List each line in which the string "Konnektivität" appears.

Dataset items
- - -
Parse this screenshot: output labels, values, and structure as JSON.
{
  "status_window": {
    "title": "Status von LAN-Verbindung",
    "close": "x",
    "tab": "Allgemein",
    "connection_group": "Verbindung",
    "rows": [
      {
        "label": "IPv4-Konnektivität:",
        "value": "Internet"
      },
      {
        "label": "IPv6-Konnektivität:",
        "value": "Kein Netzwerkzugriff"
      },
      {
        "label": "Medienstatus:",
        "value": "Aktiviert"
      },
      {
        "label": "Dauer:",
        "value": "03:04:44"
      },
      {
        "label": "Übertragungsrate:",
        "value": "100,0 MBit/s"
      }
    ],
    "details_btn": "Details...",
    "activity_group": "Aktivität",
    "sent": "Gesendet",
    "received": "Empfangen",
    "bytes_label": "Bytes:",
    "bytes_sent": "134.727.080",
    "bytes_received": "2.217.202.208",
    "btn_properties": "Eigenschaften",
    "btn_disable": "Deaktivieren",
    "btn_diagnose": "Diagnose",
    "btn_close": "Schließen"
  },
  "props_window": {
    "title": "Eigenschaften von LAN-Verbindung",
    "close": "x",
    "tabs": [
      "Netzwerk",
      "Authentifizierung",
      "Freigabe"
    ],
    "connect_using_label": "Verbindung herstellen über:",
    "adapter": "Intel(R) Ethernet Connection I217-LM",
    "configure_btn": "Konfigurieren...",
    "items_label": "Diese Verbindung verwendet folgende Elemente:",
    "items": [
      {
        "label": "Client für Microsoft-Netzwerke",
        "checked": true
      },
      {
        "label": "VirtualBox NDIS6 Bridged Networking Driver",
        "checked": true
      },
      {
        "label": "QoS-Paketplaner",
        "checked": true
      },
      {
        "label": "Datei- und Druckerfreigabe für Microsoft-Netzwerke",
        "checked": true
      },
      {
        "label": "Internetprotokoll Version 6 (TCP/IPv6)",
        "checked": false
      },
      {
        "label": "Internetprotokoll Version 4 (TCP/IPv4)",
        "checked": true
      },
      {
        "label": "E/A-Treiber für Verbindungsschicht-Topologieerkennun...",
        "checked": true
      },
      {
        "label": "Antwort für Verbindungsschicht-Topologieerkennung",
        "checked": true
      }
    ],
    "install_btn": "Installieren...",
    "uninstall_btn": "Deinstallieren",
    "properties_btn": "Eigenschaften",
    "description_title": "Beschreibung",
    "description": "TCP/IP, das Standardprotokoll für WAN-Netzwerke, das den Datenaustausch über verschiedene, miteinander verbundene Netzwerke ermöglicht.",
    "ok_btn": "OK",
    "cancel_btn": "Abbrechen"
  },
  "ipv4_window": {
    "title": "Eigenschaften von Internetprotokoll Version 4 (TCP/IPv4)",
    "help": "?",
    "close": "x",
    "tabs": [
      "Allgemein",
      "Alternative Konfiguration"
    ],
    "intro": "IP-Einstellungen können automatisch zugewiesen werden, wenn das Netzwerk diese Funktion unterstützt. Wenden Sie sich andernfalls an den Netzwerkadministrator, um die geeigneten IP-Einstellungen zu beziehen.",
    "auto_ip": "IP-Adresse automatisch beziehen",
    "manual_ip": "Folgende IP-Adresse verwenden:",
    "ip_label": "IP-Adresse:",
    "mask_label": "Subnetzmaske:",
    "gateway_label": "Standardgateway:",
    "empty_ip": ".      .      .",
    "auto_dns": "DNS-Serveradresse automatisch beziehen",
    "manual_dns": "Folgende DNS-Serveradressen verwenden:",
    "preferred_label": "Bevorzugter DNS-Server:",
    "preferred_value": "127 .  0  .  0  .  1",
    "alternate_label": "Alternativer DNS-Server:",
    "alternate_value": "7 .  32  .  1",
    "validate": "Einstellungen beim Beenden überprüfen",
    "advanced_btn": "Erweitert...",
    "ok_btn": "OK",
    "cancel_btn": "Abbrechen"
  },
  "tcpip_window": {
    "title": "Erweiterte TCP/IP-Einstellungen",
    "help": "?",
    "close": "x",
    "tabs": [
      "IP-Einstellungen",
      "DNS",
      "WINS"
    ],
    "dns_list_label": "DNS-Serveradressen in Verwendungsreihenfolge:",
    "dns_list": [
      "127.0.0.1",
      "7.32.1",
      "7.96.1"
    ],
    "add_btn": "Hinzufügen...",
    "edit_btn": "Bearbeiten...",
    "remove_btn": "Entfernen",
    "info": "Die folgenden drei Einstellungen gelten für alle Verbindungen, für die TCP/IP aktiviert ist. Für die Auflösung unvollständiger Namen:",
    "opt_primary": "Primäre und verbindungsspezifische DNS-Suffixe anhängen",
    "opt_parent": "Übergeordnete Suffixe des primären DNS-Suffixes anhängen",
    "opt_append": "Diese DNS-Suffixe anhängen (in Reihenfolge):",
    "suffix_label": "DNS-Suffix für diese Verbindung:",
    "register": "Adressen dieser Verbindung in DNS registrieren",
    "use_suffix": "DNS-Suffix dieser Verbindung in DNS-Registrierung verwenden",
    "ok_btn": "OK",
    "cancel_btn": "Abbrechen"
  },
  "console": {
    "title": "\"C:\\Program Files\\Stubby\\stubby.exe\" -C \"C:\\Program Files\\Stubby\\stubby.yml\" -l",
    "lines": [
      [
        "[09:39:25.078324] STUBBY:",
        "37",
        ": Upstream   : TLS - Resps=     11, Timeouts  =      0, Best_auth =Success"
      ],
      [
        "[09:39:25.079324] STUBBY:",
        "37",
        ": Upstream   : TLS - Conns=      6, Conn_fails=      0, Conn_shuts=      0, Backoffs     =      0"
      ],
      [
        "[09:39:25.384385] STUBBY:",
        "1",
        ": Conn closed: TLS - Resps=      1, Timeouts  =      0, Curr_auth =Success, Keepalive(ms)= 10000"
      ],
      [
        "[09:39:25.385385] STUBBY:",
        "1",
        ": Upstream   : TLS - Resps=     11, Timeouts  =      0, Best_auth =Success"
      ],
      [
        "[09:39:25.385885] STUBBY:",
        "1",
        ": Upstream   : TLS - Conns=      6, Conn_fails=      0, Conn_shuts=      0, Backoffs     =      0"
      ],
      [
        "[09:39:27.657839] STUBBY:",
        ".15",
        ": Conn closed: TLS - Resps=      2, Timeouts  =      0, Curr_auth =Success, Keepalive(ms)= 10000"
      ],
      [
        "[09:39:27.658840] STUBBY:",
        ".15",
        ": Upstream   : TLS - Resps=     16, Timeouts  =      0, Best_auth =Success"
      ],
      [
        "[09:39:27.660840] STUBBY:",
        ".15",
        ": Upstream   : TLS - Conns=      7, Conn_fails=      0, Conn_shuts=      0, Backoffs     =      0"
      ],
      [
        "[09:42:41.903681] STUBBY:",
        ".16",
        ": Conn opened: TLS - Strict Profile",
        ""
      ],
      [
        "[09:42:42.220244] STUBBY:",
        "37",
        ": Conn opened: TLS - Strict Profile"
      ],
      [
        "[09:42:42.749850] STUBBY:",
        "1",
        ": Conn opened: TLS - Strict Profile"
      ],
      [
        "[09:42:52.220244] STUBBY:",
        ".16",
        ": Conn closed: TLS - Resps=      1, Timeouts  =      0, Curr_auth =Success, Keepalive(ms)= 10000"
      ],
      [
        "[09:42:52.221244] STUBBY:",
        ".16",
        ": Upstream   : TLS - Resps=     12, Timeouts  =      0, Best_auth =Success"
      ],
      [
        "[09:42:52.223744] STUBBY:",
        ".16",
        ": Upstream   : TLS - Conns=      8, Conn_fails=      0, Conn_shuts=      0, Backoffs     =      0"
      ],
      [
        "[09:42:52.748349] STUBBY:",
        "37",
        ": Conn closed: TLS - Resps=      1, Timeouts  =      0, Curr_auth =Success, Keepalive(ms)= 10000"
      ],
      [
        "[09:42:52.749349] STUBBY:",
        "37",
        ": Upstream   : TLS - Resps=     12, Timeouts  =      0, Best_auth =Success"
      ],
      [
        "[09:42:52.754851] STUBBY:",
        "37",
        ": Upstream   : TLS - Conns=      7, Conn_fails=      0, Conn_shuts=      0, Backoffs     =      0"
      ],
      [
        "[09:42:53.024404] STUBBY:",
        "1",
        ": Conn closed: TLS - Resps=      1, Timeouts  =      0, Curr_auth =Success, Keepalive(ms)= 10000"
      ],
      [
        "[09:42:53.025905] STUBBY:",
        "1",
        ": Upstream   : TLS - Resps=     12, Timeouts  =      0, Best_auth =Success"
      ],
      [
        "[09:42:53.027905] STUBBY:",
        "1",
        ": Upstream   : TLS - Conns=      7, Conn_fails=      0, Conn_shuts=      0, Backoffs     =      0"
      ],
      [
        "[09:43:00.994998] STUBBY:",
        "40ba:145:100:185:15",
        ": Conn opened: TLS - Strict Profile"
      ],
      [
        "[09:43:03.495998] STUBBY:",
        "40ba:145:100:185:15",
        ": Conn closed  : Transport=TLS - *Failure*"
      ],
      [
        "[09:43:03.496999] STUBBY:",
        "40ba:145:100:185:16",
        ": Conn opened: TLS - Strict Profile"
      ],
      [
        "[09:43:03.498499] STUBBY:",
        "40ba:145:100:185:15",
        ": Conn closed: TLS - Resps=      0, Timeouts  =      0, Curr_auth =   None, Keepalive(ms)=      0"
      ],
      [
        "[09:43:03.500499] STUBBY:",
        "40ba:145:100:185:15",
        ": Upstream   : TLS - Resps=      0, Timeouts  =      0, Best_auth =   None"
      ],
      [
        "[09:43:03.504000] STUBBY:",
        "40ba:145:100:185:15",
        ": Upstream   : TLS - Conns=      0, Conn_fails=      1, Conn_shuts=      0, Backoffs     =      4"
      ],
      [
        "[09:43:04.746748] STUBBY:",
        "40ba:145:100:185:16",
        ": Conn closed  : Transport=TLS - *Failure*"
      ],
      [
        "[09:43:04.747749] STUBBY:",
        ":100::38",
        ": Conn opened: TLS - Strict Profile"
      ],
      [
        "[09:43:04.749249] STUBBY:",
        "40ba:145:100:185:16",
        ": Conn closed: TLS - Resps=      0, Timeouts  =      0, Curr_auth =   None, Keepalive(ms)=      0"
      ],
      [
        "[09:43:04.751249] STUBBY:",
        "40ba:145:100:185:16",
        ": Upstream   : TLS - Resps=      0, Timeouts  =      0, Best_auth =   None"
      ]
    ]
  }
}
- - -
▶ [SOLUTION FOR THIS PROBLEM]:
        "label": "IPv4-Konnektivität:",
        "label": "IPv6-Konnektivität:",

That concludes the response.